Rows from a dataset:
•••

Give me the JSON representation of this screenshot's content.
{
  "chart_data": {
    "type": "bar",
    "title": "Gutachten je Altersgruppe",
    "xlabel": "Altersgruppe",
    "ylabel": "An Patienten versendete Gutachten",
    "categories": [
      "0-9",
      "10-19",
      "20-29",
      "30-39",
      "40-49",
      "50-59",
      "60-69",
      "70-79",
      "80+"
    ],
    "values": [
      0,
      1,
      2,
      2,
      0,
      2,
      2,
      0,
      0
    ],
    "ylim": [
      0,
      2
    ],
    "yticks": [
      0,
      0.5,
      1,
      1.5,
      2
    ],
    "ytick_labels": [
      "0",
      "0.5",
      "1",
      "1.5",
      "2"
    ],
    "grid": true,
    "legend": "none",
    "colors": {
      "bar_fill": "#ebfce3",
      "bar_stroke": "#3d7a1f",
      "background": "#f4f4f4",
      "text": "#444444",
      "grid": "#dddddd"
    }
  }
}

•••

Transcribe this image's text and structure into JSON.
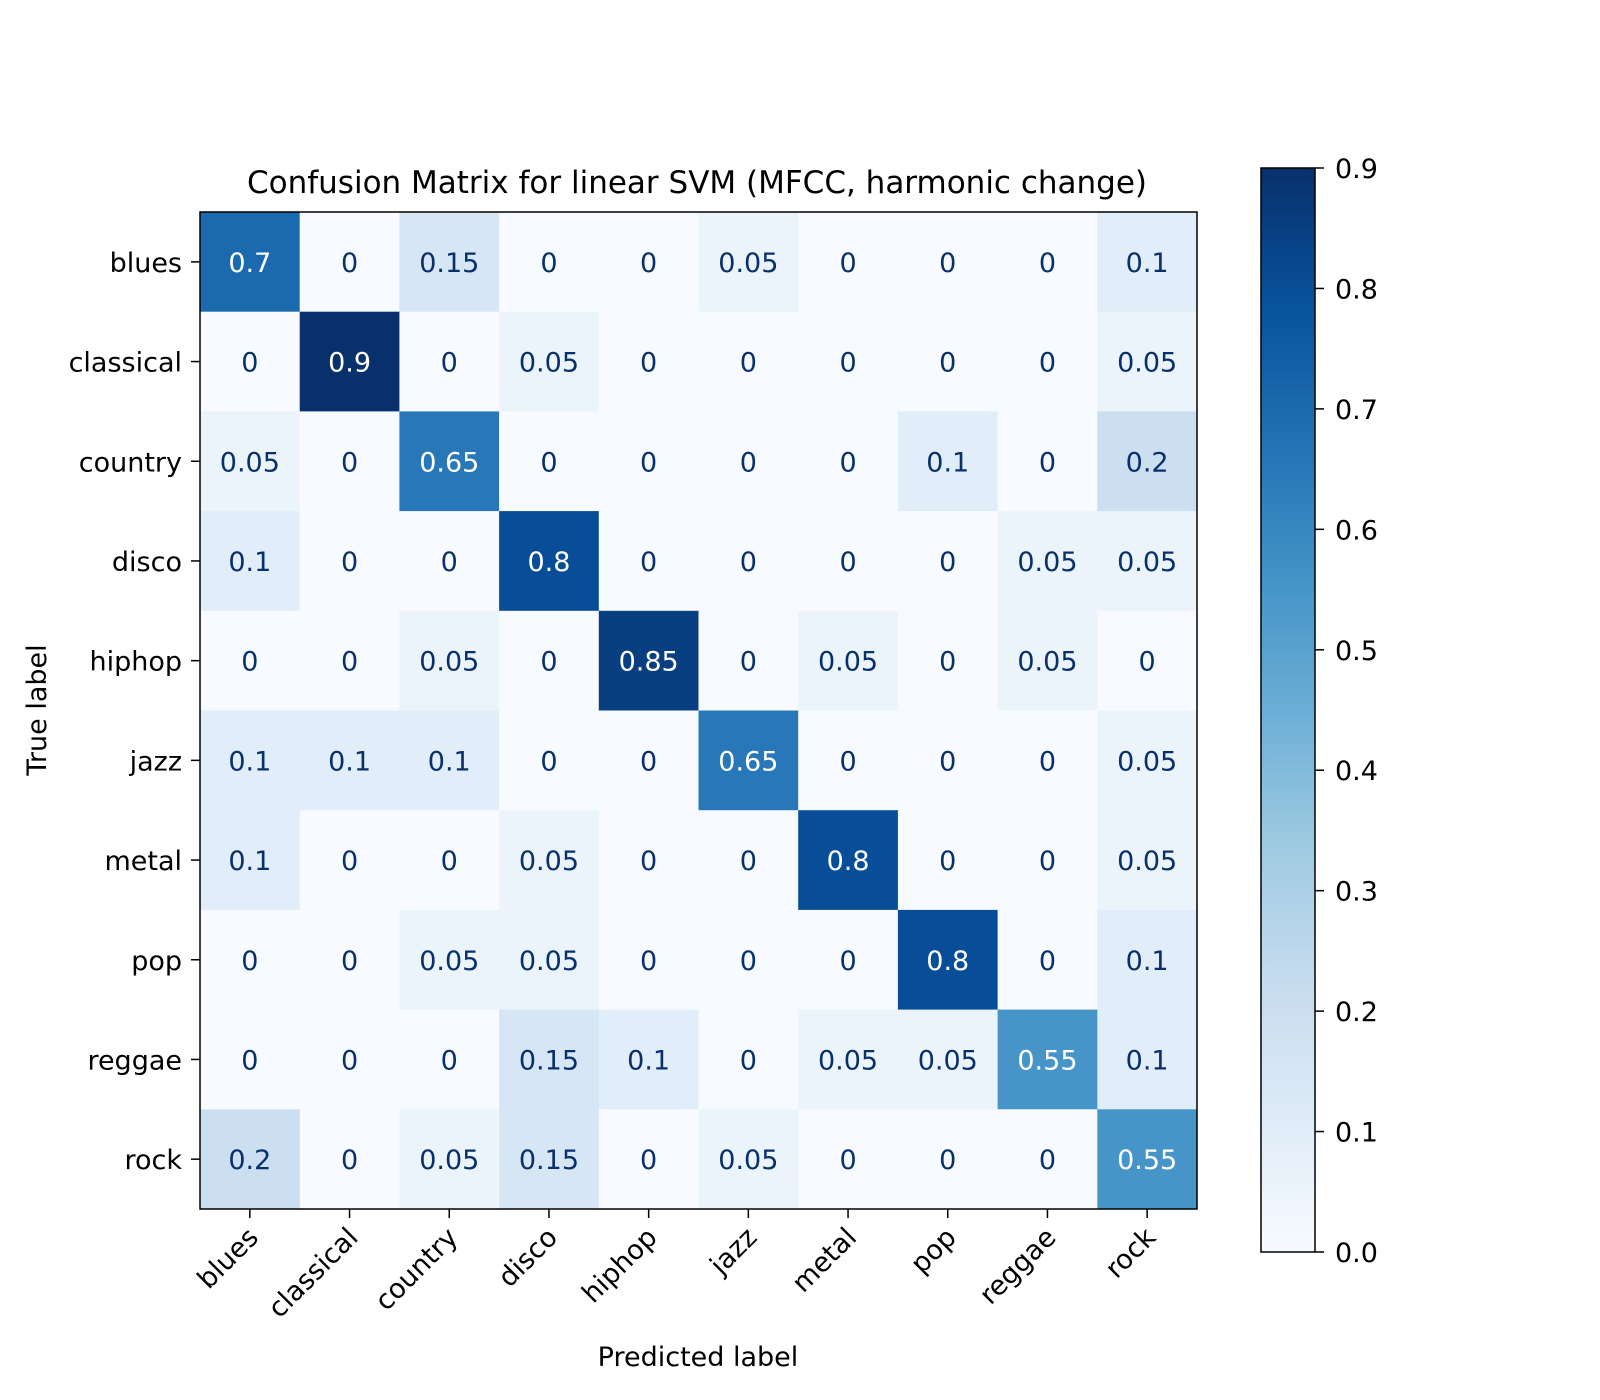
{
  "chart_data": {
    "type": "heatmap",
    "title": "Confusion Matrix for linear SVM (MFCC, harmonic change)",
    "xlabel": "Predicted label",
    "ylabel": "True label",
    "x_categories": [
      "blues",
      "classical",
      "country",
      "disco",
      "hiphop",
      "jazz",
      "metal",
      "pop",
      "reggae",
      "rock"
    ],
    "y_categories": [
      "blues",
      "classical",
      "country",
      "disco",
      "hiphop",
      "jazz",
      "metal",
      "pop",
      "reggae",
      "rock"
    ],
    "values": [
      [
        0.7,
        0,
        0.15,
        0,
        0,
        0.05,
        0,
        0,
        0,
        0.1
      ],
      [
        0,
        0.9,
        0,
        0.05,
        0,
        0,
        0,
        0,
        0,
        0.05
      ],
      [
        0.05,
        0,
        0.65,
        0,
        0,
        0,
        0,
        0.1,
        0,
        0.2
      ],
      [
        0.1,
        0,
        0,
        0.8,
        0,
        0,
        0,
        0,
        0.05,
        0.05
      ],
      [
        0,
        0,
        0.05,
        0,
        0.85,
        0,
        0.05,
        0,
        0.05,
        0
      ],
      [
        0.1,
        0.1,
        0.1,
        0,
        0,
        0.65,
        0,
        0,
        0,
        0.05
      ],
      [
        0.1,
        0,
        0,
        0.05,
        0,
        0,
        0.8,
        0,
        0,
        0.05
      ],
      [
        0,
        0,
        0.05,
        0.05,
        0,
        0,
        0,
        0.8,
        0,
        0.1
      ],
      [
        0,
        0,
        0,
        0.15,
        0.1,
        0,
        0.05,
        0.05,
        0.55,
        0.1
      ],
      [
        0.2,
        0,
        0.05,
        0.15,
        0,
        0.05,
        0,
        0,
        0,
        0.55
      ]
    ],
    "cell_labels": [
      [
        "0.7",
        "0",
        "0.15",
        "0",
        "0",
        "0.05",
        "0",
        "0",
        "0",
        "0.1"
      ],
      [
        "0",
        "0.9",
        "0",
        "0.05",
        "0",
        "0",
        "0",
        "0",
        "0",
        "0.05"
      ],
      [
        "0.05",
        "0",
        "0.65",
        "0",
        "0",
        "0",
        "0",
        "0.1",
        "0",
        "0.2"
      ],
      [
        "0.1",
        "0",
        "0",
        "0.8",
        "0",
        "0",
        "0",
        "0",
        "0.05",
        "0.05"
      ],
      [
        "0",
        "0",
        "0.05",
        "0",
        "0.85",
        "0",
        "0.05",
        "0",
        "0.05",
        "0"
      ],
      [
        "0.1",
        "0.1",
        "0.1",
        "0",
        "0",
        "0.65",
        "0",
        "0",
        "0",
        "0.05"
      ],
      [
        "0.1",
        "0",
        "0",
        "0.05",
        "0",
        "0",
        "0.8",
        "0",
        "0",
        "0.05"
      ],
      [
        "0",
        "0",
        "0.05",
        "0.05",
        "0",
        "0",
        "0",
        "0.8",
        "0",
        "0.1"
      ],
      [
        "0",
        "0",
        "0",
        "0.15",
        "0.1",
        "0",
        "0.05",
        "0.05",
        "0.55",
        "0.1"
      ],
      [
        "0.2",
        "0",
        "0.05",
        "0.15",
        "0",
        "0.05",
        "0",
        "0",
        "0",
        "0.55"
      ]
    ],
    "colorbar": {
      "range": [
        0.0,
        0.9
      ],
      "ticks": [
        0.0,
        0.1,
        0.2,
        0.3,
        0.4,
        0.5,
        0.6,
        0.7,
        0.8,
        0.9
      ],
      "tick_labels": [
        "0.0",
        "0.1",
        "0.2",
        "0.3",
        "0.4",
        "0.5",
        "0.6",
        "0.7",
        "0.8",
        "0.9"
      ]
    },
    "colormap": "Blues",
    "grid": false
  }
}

•••

Task directions: Lines that hold the word "this" are the ones to return, every one of them.

Written answer:
Give me the JSON representation of this screenshot's content.
Transcribe this image's text and structure into JSON.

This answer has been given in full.